Exercise data =

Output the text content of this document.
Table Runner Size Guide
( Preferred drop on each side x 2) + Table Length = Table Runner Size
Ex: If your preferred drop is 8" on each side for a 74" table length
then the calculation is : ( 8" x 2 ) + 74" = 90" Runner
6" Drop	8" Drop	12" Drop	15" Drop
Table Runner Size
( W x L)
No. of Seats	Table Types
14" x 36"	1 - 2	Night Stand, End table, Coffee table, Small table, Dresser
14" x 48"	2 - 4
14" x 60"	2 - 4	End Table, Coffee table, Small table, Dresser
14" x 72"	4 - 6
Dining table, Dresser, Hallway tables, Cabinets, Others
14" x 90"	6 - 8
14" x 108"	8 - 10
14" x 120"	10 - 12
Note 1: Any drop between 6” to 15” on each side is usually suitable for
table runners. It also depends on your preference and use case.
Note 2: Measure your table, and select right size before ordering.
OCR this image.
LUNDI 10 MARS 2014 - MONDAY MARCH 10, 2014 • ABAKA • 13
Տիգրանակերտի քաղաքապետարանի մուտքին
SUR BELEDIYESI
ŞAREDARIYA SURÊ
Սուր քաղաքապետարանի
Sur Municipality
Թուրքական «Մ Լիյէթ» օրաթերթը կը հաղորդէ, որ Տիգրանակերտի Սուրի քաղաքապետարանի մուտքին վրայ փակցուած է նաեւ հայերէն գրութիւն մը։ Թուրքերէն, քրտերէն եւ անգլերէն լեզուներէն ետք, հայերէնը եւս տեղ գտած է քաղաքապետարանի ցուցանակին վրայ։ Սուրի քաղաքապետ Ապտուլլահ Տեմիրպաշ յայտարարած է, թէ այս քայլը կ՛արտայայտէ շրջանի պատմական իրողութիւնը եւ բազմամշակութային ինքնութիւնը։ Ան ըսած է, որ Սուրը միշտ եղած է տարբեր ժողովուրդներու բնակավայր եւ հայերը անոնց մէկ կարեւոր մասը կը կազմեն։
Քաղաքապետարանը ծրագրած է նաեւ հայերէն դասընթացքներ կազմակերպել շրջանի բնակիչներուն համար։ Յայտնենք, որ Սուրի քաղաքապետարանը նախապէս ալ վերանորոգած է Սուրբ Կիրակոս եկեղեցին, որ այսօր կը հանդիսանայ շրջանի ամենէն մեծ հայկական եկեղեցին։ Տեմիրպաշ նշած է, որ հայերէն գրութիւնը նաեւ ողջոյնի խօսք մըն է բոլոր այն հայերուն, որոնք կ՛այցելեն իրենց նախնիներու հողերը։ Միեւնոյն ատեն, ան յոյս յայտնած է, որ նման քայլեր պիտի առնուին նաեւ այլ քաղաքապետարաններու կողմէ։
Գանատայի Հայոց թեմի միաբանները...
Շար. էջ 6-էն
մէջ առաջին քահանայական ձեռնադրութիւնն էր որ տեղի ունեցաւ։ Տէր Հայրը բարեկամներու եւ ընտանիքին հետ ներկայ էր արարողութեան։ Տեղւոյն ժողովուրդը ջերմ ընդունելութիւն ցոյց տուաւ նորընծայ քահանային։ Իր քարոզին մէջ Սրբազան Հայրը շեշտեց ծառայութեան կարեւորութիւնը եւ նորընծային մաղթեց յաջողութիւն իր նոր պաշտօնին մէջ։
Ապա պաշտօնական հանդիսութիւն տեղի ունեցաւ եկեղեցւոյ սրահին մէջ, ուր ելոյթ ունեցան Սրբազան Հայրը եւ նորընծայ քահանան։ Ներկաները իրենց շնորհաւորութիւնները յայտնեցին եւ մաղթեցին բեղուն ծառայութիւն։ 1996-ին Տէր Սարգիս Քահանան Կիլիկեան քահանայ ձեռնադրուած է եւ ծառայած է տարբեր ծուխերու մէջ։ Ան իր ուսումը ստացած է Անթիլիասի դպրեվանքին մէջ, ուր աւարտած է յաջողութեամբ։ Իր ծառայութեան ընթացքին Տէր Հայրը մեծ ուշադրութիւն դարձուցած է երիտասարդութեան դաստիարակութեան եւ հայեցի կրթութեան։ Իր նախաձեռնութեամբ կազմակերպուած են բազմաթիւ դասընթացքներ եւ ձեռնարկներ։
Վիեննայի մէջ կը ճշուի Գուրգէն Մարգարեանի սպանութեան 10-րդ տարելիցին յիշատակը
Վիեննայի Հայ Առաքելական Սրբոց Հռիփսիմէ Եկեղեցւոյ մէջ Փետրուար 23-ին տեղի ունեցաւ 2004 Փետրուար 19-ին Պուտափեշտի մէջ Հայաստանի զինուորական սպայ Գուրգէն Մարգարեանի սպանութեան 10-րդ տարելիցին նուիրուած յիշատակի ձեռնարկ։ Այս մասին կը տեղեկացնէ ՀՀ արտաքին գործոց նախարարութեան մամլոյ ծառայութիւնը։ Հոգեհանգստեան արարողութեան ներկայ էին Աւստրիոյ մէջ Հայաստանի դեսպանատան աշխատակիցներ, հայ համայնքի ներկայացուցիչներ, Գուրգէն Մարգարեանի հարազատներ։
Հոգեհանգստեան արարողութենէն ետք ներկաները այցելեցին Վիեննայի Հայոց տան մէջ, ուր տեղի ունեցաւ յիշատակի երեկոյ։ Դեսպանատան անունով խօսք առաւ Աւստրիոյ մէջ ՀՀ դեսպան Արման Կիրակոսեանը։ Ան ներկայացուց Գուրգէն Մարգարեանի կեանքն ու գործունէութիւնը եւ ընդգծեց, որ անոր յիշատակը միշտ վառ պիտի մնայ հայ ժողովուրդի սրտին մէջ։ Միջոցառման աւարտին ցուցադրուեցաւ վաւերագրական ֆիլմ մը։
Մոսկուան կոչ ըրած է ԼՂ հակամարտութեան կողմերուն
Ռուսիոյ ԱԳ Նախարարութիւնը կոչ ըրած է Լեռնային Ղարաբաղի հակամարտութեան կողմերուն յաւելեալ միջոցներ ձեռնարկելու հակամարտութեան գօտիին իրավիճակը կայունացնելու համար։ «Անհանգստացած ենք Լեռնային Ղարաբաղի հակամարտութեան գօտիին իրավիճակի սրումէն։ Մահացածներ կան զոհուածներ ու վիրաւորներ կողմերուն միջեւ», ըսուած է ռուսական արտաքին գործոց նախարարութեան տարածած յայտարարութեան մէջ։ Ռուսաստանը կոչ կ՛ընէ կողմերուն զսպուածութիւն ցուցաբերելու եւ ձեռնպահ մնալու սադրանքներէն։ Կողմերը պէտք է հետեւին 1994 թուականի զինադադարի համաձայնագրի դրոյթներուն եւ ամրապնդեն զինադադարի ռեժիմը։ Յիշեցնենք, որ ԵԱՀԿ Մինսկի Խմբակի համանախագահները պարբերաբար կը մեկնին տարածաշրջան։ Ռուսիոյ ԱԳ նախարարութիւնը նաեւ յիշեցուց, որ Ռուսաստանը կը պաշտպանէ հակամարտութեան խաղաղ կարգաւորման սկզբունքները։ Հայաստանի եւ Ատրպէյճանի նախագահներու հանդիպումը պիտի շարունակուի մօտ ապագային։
* * *
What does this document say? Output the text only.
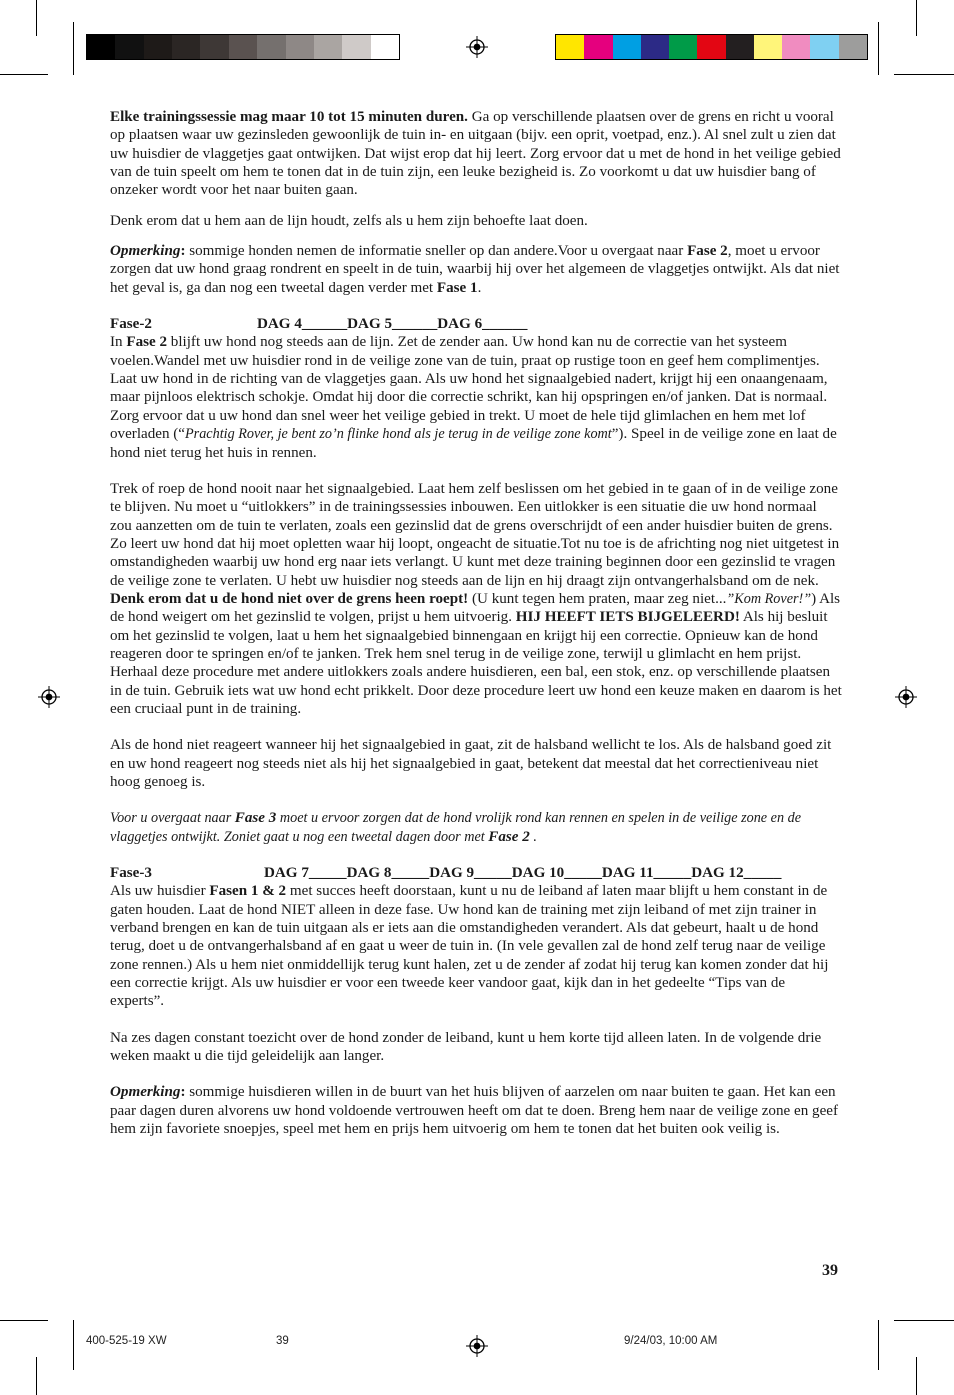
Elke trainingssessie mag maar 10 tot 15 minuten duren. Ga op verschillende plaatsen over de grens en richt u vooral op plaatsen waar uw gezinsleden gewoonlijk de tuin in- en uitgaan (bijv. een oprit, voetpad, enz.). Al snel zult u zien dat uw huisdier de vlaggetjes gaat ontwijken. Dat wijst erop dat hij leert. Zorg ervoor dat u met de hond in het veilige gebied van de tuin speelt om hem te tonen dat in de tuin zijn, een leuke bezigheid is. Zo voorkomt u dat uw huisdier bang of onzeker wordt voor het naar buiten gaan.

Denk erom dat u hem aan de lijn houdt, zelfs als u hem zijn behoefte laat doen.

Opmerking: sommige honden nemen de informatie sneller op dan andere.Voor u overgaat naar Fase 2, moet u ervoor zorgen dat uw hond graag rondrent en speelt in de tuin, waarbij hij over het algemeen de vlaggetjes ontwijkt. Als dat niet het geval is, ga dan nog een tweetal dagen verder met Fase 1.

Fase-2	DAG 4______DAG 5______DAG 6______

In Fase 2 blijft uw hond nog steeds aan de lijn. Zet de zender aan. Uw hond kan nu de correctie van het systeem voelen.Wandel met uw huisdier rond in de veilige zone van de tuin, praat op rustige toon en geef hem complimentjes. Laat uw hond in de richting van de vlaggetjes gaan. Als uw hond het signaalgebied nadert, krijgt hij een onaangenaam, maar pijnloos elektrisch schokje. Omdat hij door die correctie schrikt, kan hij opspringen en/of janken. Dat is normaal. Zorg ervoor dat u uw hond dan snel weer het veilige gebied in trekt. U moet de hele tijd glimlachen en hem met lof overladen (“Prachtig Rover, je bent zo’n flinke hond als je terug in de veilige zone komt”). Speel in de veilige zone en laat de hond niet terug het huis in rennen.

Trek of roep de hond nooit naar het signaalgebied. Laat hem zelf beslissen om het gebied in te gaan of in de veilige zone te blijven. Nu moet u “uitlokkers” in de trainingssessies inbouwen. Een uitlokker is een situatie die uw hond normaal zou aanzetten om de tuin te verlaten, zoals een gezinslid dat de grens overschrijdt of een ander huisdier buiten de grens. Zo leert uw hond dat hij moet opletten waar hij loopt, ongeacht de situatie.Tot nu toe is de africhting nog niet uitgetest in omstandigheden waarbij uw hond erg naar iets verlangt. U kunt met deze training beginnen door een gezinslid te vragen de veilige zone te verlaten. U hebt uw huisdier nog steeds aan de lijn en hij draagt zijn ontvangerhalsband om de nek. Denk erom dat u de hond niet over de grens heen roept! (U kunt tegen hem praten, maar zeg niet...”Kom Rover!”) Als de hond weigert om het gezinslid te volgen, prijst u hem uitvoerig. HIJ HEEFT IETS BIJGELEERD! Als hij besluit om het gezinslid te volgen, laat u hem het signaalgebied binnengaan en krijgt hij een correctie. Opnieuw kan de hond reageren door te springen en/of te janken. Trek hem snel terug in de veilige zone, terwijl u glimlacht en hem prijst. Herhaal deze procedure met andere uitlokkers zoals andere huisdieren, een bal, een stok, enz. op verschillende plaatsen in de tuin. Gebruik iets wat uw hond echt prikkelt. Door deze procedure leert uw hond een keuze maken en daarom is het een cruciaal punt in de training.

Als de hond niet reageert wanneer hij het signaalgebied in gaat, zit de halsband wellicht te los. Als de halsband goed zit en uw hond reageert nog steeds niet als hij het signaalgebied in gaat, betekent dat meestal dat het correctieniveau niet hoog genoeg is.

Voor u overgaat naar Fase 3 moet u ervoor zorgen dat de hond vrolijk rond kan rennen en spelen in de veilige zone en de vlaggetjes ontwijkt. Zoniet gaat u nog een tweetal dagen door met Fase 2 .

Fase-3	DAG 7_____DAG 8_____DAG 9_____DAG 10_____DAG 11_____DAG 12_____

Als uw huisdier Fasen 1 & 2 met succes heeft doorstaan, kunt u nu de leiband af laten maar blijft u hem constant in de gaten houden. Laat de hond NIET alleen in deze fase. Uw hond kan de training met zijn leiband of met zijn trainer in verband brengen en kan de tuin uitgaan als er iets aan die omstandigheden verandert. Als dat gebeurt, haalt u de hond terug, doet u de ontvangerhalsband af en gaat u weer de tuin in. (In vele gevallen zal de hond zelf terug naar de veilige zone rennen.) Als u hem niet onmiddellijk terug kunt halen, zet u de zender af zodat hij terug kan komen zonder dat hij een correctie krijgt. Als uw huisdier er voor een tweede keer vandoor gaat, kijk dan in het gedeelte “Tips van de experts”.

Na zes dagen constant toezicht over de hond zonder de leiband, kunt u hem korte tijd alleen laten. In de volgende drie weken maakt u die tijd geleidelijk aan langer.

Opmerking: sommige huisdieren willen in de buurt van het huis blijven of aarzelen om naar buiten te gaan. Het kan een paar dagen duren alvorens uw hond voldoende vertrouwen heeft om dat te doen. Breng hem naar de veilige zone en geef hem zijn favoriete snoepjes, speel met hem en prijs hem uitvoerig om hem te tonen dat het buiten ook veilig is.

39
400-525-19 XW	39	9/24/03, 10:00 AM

Job = Of the lines above, how many contain the word "document"? Provide the number and nothing else.

Solution = 2